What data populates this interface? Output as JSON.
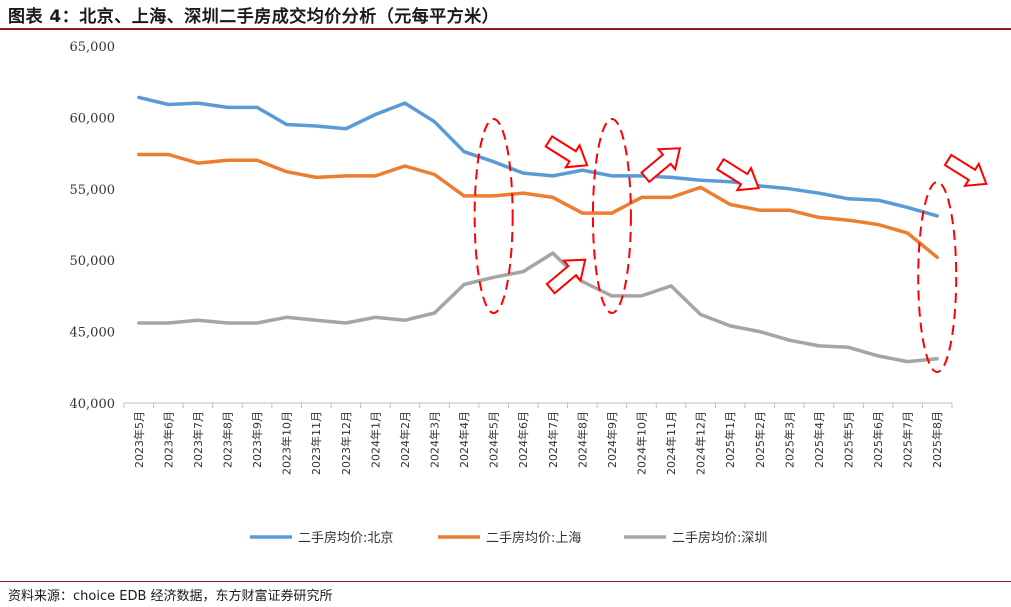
{
  "title": "图表 4：北京、上海、深圳二手房成交均价分析（元每平方米）",
  "source": "资料来源：choice EDB 经济数据，东方财富证券研究所",
  "chart_data": {
    "type": "line",
    "ylim": [
      40000,
      65000
    ],
    "yticks": [
      "40,000",
      "45,000",
      "50,000",
      "55,000",
      "60,000",
      "65,000"
    ],
    "categories": [
      "2023年5月",
      "2023年6月",
      "2023年7月",
      "2023年8月",
      "2023年9月",
      "2023年10月",
      "2023年11月",
      "2023年12月",
      "2024年1月",
      "2024年2月",
      "2024年3月",
      "2024年4月",
      "2024年5月",
      "2024年6月",
      "2024年7月",
      "2024年8月",
      "2024年9月",
      "2024年10月",
      "2024年11月",
      "2024年12月",
      "2025年1月",
      "2025年2月",
      "2025年3月",
      "2025年4月",
      "2025年5月",
      "2025年6月",
      "2025年7月",
      "2025年8月"
    ],
    "legend_position": "bottom",
    "grid": false,
    "series": [
      {
        "name": "二手房均价:北京",
        "color": "#5b9bd5",
        "values": [
          61400,
          60900,
          61000,
          60700,
          60700,
          59500,
          59400,
          59200,
          60200,
          61000,
          59700,
          57600,
          56900,
          56100,
          55900,
          56300,
          55900,
          55900,
          55800,
          55600,
          55500,
          55200,
          55000,
          54700,
          54300,
          54200,
          53700,
          53100
        ]
      },
      {
        "name": "二手房均价:上海",
        "color": "#ed7d31",
        "values": [
          57400,
          57400,
          56800,
          57000,
          57000,
          56200,
          55800,
          55900,
          55900,
          56600,
          56000,
          54500,
          54500,
          54700,
          54400,
          53300,
          53300,
          54400,
          54400,
          55100,
          53900,
          53500,
          53500,
          53000,
          52800,
          52500,
          51900,
          50200
        ]
      },
      {
        "name": "二手房均价:深圳",
        "color": "#a5a5a5",
        "values": [
          45600,
          45600,
          45800,
          45600,
          45600,
          46000,
          45800,
          45600,
          46000,
          45800,
          46300,
          48300,
          48800,
          49200,
          50500,
          48500,
          47500,
          47500,
          48200,
          46200,
          45400,
          45000,
          44400,
          44000,
          43900,
          43300,
          42900,
          43100
        ]
      }
    ],
    "annotations": {
      "ellipse_category_indices": [
        12,
        16,
        27
      ],
      "arrows": [
        {
          "category_index": 14.5,
          "value": 57500,
          "direction": "down-right"
        },
        {
          "category_index": 14.5,
          "value": 49000,
          "direction": "up-right"
        },
        {
          "category_index": 17.7,
          "value": 56800,
          "direction": "up-right"
        },
        {
          "category_index": 20.3,
          "value": 55900,
          "direction": "down-right"
        },
        {
          "category_index": 28,
          "value": 56200,
          "direction": "down-right"
        }
      ]
    }
  }
}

■ ■ ■ ■

_Task to carry out:_ Copy all the entries word for word. Omit any pictures.

_Task answer:_
What data populates this interface? Output as JSON.
{
  "title": "图表 4：北京、上海、深圳二手房成交均价分析（元每平方米）",
  "source": "资料来源：choice EDB 经济数据，东方财富证券研究所",
  "chart_data": {
    "type": "line",
    "ylim": [
      40000,
      65000
    ],
    "yticks": [
      "40,000",
      "45,000",
      "50,000",
      "55,000",
      "60,000",
      "65,000"
    ],
    "categories": [
      "2023年5月",
      "2023年6月",
      "2023年7月",
      "2023年8月",
      "2023年9月",
      "2023年10月",
      "2023年11月",
      "2023年12月",
      "2024年1月",
      "2024年2月",
      "2024年3月",
      "2024年4月",
      "2024年5月",
      "2024年6月",
      "2024年7月",
      "2024年8月",
      "2024年9月",
      "2024年10月",
      "2024年11月",
      "2024年12月",
      "2025年1月",
      "2025年2月",
      "2025年3月",
      "2025年4月",
      "2025年5月",
      "2025年6月",
      "2025年7月",
      "2025年8月"
    ],
    "legend_position": "bottom",
    "grid": false,
    "series": [
      {
        "name": "二手房均价:北京",
        "color": "#5b9bd5",
        "values": [
          61400,
          60900,
          61000,
          60700,
          60700,
          59500,
          59400,
          59200,
          60200,
          61000,
          59700,
          57600,
          56900,
          56100,
          55900,
          56300,
          55900,
          55900,
          55800,
          55600,
          55500,
          55200,
          55000,
          54700,
          54300,
          54200,
          53700,
          53100
        ]
      },
      {
        "name": "二手房均价:上海",
        "color": "#ed7d31",
        "values": [
          57400,
          57400,
          56800,
          57000,
          57000,
          56200,
          55800,
          55900,
          55900,
          56600,
          56000,
          54500,
          54500,
          54700,
          54400,
          53300,
          53300,
          54400,
          54400,
          55100,
          53900,
          53500,
          53500,
          53000,
          52800,
          52500,
          51900,
          50200
        ]
      },
      {
        "name": "二手房均价:深圳",
        "color": "#a5a5a5",
        "values": [
          45600,
          45600,
          45800,
          45600,
          45600,
          46000,
          45800,
          45600,
          46000,
          45800,
          46300,
          48300,
          48800,
          49200,
          50500,
          48500,
          47500,
          47500,
          48200,
          46200,
          45400,
          45000,
          44400,
          44000,
          43900,
          43300,
          42900,
          43100
        ]
      }
    ],
    "annotations": {
      "ellipse_category_indices": [
        12,
        16,
        27
      ],
      "arrows": [
        {
          "category_index": 14.5,
          "value": 57500,
          "direction": "down-right"
        },
        {
          "category_index": 14.5,
          "value": 49000,
          "direction": "up-right"
        },
        {
          "category_index": 17.7,
          "value": 56800,
          "direction": "up-right"
        },
        {
          "category_index": 20.3,
          "value": 55900,
          "direction": "down-right"
        },
        {
          "category_index": 28,
          "value": 56200,
          "direction": "down-right"
        }
      ]
    }
  }
}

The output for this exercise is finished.